What this task involves: For each line below with the word "letter", write out a copy.

Data for analysis:
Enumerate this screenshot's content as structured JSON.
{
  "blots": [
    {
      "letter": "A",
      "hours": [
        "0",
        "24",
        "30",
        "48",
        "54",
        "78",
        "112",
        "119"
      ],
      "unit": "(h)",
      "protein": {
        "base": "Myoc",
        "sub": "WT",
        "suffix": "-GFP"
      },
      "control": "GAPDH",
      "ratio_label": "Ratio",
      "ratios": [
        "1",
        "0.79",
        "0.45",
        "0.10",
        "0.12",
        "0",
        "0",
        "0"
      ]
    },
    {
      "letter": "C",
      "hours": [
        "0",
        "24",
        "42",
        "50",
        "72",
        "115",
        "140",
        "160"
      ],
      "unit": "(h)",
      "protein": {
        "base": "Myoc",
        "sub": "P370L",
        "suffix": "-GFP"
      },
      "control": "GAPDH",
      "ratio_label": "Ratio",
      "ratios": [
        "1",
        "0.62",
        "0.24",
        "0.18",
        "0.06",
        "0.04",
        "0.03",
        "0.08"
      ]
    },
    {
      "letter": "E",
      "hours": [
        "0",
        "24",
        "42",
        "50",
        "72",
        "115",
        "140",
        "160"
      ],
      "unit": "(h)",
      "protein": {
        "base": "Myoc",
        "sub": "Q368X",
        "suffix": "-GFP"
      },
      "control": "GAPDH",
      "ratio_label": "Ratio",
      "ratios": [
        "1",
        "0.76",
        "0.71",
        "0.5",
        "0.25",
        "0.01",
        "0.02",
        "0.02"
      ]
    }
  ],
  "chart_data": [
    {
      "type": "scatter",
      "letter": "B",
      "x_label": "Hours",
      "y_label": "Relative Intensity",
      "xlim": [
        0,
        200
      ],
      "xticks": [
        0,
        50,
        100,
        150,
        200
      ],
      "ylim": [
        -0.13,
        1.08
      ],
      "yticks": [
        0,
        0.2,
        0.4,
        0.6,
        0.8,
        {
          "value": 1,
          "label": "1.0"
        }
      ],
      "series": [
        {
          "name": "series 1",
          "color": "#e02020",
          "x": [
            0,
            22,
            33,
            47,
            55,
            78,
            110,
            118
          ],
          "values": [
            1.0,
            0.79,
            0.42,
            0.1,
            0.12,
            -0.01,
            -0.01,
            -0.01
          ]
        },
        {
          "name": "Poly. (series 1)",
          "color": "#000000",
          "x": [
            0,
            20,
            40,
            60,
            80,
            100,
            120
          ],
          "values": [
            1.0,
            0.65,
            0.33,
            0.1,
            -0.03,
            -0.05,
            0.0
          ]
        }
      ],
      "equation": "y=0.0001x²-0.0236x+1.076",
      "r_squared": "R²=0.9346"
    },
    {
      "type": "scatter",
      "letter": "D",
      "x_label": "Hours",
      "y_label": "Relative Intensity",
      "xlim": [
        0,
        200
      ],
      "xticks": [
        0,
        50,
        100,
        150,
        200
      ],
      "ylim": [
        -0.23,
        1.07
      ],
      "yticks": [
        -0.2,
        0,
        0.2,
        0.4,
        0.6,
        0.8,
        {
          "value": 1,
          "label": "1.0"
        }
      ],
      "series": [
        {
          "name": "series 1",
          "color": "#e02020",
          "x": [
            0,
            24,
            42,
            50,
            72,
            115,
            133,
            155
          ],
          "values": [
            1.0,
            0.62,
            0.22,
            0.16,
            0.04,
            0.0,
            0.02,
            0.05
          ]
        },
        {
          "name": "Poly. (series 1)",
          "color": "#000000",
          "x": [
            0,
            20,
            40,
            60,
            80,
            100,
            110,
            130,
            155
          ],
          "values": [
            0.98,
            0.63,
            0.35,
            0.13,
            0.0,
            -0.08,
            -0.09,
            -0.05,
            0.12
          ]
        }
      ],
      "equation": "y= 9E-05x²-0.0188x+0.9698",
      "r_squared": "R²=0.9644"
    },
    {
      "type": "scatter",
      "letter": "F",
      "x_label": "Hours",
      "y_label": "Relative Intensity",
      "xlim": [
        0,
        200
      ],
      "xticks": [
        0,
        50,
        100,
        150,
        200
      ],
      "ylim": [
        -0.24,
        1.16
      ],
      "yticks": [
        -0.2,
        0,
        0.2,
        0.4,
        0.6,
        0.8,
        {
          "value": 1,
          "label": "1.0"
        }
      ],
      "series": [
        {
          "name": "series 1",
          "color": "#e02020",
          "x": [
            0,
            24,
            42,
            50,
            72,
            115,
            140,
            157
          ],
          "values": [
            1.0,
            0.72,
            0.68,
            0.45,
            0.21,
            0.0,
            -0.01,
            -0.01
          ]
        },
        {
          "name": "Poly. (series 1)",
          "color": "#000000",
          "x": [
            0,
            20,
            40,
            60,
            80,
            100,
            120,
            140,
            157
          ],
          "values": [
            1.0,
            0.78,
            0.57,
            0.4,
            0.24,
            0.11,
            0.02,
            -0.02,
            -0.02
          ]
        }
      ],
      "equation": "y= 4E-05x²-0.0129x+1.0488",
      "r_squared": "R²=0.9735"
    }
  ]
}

Solution:
      "letter": "A",
      "letter": "C",
      "letter": "E",
      "letter": "B",
      "letter": "D",
      "letter": "F",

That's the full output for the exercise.